Aim of the task: Select all lines holding the word "Servicer" from the entries that follow.

Given entries:
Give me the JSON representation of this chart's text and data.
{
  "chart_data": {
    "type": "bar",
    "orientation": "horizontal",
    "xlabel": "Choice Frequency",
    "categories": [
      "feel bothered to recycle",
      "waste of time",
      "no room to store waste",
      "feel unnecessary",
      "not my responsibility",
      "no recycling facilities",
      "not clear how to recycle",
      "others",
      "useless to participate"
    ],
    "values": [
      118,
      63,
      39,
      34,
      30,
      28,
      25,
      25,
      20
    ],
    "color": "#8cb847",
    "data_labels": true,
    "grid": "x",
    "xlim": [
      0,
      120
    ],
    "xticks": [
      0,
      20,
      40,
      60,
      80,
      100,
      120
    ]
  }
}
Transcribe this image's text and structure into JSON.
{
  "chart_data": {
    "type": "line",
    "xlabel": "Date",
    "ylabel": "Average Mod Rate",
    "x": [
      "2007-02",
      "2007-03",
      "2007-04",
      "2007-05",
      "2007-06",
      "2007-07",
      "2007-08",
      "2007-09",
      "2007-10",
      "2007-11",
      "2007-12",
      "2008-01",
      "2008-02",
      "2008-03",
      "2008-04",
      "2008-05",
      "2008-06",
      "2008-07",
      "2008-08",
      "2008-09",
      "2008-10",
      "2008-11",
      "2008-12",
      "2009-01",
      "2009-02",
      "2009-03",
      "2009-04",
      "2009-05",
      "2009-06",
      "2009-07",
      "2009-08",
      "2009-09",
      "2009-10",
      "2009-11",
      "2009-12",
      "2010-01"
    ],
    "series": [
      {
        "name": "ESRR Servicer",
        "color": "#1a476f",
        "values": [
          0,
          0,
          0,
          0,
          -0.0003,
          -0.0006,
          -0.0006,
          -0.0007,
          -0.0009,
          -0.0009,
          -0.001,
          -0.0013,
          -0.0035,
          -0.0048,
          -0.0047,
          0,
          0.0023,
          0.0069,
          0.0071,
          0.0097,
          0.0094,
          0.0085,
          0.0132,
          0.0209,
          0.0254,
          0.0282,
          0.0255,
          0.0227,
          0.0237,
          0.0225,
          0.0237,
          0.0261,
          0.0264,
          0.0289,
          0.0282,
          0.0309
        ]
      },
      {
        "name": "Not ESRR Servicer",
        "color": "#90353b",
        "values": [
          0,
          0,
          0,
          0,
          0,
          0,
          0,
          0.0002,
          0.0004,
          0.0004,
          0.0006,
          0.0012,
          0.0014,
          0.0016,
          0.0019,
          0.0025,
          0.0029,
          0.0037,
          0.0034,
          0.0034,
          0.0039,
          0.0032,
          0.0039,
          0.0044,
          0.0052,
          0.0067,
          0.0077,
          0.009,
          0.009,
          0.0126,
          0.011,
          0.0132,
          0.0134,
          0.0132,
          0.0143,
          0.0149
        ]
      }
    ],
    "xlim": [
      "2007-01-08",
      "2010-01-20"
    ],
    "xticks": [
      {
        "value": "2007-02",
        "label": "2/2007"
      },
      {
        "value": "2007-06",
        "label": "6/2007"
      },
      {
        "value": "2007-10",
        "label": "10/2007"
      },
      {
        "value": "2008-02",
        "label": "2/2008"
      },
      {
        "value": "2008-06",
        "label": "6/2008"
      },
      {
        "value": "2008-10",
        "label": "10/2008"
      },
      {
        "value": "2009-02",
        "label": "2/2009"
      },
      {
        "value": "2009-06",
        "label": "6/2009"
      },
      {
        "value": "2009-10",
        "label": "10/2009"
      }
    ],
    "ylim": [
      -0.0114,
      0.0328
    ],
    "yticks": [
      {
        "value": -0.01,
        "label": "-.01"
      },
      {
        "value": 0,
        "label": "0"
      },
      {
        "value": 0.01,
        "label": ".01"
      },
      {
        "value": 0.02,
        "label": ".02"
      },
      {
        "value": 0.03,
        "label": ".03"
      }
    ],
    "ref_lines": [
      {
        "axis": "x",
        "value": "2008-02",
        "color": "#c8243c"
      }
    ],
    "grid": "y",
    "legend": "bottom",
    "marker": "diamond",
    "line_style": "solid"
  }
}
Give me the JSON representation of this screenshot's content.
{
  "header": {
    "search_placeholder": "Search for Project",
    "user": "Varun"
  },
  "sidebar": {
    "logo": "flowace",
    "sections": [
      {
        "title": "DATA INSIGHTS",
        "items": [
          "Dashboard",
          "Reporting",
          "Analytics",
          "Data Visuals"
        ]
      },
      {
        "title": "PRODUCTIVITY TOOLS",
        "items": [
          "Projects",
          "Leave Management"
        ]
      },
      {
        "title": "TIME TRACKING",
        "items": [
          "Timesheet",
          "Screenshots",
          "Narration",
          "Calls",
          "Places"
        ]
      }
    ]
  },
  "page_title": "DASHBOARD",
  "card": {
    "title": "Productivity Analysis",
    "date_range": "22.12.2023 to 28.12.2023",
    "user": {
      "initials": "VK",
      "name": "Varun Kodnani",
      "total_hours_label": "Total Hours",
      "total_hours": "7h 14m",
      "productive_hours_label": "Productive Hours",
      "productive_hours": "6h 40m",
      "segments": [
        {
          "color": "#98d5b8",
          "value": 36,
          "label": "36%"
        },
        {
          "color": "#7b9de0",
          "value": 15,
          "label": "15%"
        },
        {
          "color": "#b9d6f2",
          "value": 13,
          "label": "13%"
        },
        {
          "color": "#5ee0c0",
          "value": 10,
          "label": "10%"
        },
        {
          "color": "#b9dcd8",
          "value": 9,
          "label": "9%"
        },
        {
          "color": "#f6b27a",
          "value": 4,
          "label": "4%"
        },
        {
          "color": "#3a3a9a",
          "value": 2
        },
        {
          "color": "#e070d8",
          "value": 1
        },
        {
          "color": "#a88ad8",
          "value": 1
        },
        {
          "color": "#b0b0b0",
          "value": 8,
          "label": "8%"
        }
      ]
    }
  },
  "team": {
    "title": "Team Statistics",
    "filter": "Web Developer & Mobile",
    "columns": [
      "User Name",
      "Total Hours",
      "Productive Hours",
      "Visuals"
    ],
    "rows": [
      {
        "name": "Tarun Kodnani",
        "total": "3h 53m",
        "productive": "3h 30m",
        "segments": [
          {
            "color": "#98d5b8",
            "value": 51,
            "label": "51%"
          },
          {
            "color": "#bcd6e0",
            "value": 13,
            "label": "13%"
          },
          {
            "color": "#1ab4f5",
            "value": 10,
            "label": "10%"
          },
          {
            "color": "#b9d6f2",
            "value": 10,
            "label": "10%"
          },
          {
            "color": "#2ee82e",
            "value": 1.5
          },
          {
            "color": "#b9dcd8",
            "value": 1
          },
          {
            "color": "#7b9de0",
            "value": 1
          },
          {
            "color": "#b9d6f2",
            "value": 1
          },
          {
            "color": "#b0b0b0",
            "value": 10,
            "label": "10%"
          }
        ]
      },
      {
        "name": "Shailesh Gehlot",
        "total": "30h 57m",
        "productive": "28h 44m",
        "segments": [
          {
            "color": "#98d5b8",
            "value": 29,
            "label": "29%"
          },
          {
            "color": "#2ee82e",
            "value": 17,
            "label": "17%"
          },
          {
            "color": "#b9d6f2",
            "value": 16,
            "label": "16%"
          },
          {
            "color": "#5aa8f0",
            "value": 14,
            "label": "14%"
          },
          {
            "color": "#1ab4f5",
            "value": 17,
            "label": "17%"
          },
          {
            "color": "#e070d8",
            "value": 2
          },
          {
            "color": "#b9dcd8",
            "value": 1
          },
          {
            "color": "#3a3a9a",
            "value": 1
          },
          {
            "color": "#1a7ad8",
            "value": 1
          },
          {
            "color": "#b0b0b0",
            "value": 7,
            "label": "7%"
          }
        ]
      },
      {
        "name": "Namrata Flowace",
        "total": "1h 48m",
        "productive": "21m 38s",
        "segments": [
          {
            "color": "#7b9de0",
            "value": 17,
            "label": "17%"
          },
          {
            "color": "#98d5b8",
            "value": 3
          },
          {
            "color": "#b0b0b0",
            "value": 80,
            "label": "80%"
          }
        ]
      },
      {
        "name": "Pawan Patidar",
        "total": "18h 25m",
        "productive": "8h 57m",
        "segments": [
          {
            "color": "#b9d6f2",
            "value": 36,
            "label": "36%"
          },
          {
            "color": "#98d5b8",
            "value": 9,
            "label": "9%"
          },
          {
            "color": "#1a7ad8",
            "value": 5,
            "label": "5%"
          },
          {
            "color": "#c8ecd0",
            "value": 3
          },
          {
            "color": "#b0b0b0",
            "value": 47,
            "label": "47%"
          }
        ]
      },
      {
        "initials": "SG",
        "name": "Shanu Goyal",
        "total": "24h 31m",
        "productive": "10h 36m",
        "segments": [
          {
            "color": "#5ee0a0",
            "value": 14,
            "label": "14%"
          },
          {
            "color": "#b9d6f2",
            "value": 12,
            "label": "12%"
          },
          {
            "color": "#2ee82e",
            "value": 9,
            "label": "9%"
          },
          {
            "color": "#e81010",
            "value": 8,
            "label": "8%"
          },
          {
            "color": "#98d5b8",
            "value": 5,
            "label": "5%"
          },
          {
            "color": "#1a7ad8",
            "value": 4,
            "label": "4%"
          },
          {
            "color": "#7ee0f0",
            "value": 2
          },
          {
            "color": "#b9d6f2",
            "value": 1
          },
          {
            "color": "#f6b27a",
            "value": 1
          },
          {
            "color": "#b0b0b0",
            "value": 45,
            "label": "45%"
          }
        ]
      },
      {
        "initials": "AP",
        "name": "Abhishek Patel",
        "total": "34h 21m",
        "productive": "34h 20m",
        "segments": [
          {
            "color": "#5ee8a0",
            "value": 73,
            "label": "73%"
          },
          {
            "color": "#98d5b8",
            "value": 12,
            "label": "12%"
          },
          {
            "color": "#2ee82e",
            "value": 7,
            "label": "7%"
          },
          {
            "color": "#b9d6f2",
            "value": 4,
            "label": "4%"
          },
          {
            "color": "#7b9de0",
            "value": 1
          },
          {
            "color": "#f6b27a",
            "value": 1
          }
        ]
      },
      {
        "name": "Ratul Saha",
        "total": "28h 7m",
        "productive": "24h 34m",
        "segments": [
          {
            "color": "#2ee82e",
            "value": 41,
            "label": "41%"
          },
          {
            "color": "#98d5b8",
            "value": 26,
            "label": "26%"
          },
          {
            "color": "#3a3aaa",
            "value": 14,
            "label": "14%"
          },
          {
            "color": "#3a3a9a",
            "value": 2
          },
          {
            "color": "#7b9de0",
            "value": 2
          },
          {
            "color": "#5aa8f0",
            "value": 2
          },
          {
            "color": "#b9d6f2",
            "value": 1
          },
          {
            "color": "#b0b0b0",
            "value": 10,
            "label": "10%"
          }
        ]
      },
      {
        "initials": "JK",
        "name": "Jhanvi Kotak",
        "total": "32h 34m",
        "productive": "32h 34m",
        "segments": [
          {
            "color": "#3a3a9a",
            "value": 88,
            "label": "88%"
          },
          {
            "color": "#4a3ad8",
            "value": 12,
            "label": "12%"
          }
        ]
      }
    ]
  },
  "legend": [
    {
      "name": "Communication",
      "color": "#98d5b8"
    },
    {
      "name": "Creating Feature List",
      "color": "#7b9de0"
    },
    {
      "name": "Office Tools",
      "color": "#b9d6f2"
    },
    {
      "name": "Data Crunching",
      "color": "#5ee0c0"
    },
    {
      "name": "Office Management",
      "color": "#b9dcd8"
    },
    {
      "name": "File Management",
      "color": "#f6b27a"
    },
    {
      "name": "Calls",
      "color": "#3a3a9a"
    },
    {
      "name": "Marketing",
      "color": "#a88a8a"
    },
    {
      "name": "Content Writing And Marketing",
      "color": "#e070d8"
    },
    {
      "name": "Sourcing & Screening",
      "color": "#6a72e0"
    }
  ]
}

Solution to this problem:
        "name": "ESRR Servicer",
        "name": "Not ESRR Servicer",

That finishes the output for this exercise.